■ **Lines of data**
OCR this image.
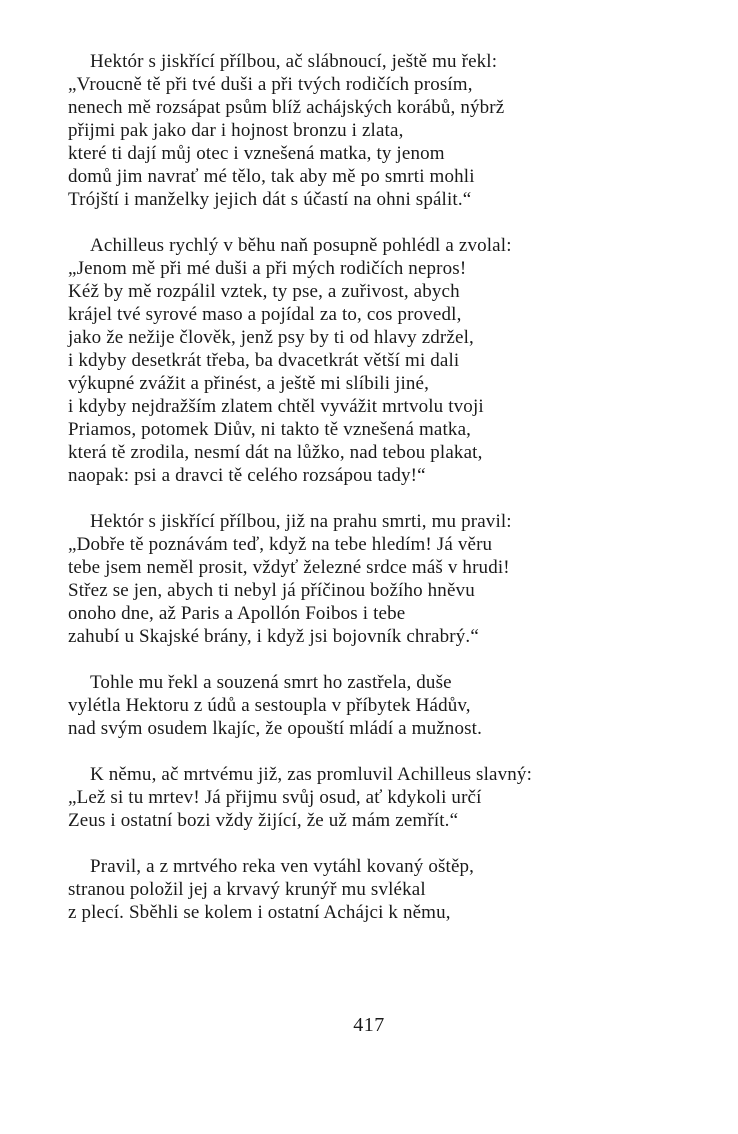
Hektór s jiskřící přílbou, ač slábnoucí, ještě mu řekl:
„Vroucně tě při tvé duši a při tvých rodičích prosím,
nenech mě rozsápat psům blíž achájských korábů, nýbrž
přijmi pak jako dar i hojnost bronzu i zlata,
které ti dají můj otec i vznešená matka, ty jenom
domů jim navrať mé tělo, tak aby mě po smrti mohli
Trójští i manželky jejich dát s účastí na ohni spálit.“
Achilleus rychlý v běhu naň posupně pohlédl a zvolal:
„Jenom mě při mé duši a při mých rodičích nepros!
Kéž by mě rozpálil vztek, ty pse, a zuřivost, abych
krájel tvé syrové maso a pojídal za to, cos provedl,
jako že nežije člověk, jenž psy by ti od hlavy zdržel,
i kdyby desetkrát třeba, ba dvacetkrát větší mi dali
výkupné zvážit a přinést, a ještě mi slíbili jiné,
i kdyby nejdražším zlatem chtěl vyvážit mrtvolu tvoji
Priamos, potomek Diův, ni takto tě vznešená matka,
která tě zrodila, nesmí dát na lůžko, nad tebou plakat,
naopak: psi a dravci tě celého rozsápou tady!“
Hektór s jiskřící přílbou, již na prahu smrti, mu pravil:
„Dobře tě poznávám teď, když na tebe hledím! Já věru
tebe jsem neměl prosit, vždyť železné srdce máš v hrudi!
Střez se jen, abych ti nebyl já příčinou božího hněvu
onoho dne, až Paris a Apollón Foibos i tebe
zahubí u Skajské brány, i když jsi bojovník chrabrý.“
Tohle mu řekl a souzená smrt ho zastřela, duše
vylétla Hektoru z údů a sestoupla v příbytek Hádův,
nad svým osudem lkajíc, že opouští mládí a mužnost.
K němu, ač mrtvému již, zas promluvil Achilleus slavný:
„Lež si tu mrtev! Já přijmu svůj osud, ať kdykoli určí
Zeus i ostatní bozi vždy žijící, že už mám zemřít.“
Pravil, a z mrtvého reka ven vytáhl kovaný oštěp,
stranou položil jej a krvavý krunýř mu svlékal
z plecí. Sběhli se kolem i ostatní Achájci k němu,
417
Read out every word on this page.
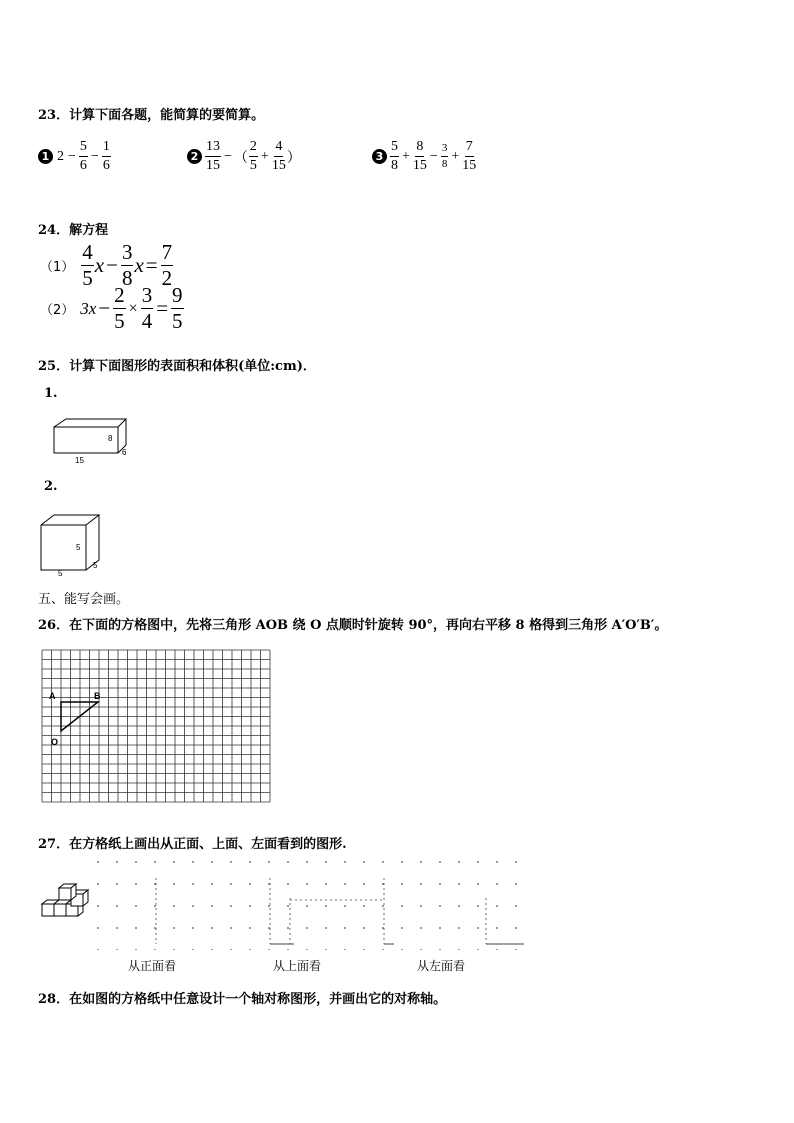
23．计算下面各题，能简算的要简算。
1 $2 - \frac{5}{6} - \frac{1}{6}$	$2 \frac{13}{15}$ − （ $\frac{2}{5} + \frac{4}{15}$ ）	$3 \frac{5}{8} + \frac{8}{15} - \frac{3}{8} + \frac{7}{15}$
24．解方程
$(1) \frac{4}{5}$ $x - \frac{3}{8}$ $x = \frac{7}{2}$
（2） $3x - \frac{2}{5} \times \frac{3}{4} = \frac{9}{5}$
25．计算下面图形的表面积和体积(单位:cm)．
1.
8
15
6
2.
5
5
5
五、能写会画。
26．在下面的方格图中，先将三角形 AOB 绕 O 点顺时针旋转 90°，再向右平移 8 格得到三角形 A′O′B′。
A	B
O
27．在方格纸上画出从正面、上面、左面看到的图形.
从正面看	从上面看	从左面看
28．在如图的方格纸中任意设计一个轴对称图形，并画出它的对称轴。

■ **GIVEN EXERCISE**
Search the material above for "přílbou". Pull out each line where it shows up.

■ **TASK OUTPUT**
Hektór s jiskřící přílbou, ač slábnoucí, ještě mu řekl:
Hektór s jiskřící přílbou, již na prahu smrti, mu pravil:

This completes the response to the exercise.